── DOCUMENT TEXT ──

ICU clinicians turn to mobile technology in fight against COVID-19

Over 40 intensive care clinicians at a Surrey hospital have been using mobile technology to safeguard staff and patients, maximise use of limited personal protective equipment (PPE), and save time in the fight against the coronavirus outbreak.

Staff at Guildford’s Royal Surrey Hospital are using robust smartphones from Ascom that meet strict NHS hygiene guidelines to communicate and carry out ‘remote’ ward rounds in the hospital’s 24-bed ICU, where at the early peak of the pandemic there were up to 18 coronavirus patients on ventilators. The smartphones – enabled with single sign-on (SSO) from Imprivata and two-way video consultation technology from Attend Anywhere – enable just one doctor linked remotely to colleagues to conduct ward rounds. The technology is also helping relatives safely stay in touch with their loved ones in hospital.

A senior doctor at the hospital praised the ‘fantastic’ integrated technology, which he says has cut by half the time spent on ward rounds, saved the ICU’s stocks of PPE, and reassured anxious relatives. Consultant Intensivist and Anaesthetist, Justin Kirk-Bayley said: “Usually we have four or five doctors per ward round, but that was becoming impractical with coronavirus patients and limited PPE supplies. Now, just one doctor goes into the quarantined sector of ICU and coordinates a ward round via video on the smartphone, which is projected onto a screen to the team in a meeting room. It is a lot slicker, more efficient, and safer. The technology is giving us back the time we have lost to COVID-19.”

 Dr Kirk-Bayley added the ICU had already begun using the technology to talk to relatives. “One patient who was awake and doing well was able to see and talk to her husband for nearly an hour,” he explained. “The technology worked fantastically well. Nurses will be staying in touch with relatives day-to-day using video on the smartphones.”

───
── AVAILABLE DATA ──

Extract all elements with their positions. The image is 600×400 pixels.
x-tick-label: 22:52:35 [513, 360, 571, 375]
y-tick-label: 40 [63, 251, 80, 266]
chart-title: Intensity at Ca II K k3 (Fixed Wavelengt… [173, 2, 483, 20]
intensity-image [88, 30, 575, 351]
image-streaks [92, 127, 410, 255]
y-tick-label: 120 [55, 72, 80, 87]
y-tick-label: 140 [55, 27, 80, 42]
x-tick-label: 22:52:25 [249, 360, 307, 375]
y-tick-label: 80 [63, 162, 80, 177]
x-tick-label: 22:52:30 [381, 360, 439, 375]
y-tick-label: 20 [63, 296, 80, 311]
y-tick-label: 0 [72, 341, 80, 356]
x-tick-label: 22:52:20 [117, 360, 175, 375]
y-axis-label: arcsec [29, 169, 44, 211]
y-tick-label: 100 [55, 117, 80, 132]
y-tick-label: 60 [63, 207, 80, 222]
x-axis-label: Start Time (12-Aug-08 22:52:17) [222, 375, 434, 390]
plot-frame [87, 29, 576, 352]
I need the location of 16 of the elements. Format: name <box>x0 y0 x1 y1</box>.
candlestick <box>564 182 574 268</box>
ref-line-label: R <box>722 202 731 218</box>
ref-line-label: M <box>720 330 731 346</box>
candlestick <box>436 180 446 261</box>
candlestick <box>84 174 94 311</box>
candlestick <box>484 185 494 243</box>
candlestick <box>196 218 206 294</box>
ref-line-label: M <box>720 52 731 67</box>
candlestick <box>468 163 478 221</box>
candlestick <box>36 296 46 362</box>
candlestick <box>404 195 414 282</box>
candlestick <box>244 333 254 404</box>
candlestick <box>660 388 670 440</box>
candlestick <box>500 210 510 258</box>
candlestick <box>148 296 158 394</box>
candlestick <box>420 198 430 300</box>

───

WHAT THIS EXERCISE ASKS:
A. Copy the passage from the ICU technology article word for word, starting with "Over 40 intensive" and going on through "the coronavirus outbreak.".
B. Continue the article on ICU clinicians using mobile technology against COVID-19 from the point where it stops.

OUTPUTS FOR THE TASKS:
A.
Over 40 intensive care clinicians at a Surrey hospital have been using mobile technology to safeguard staff and patients, maximise use of limited personal protective equipment (PPE), and save time in the fight against the coronavirus outbreak.

B.
Clinical nurse specialist, Claire Richardson, said: “We have introduced ‘virtual visiting’ on all 14 of our adult inpatient wards, and in our departments and community hospitals. The system is ideal for this. A staff member takes the smartphone to the patient, and can quickly and easily sign on to Attend Anywhere for them via SSO, with one tap and no need for passwords. After the visit the patient, relative, and staff, are confident  that no data has been saved, and the smartphone can be thoroughly cleaned to meet infection control requirements.

 “Virtual visiting has made a tremendous difference to our patients and relatives. The system has been particularly beneficial to our elderly patients, who do not have their own devices to have visits with their loved ones, and I’m confident it has helped in their recovery.”

 IT infrastructure project manager, Andy Dargue, said: “We were already looking at using the technology for ‘virtual’ consultations at the Trust, but the COVID-19 outbreak hugely accelerated this. The Imprivata and Attend Anywhere technology was being successfully used in the outpatient clinics but, in response to the requirement from ICU, we brought in the Ascom devices to allow us to make use of the system in the department. We had the smartphones on site and tested in two weeks. It has been an incredible team effort between the Trust and the three companies involved.”

Dr Kirk-Bayley added: “The videoconferencing software can be used via a web browser. You just set and forget. It has a highly reliable quality of connection – no frozen screens, degradation of video, or dropped sound, unlike other systems.”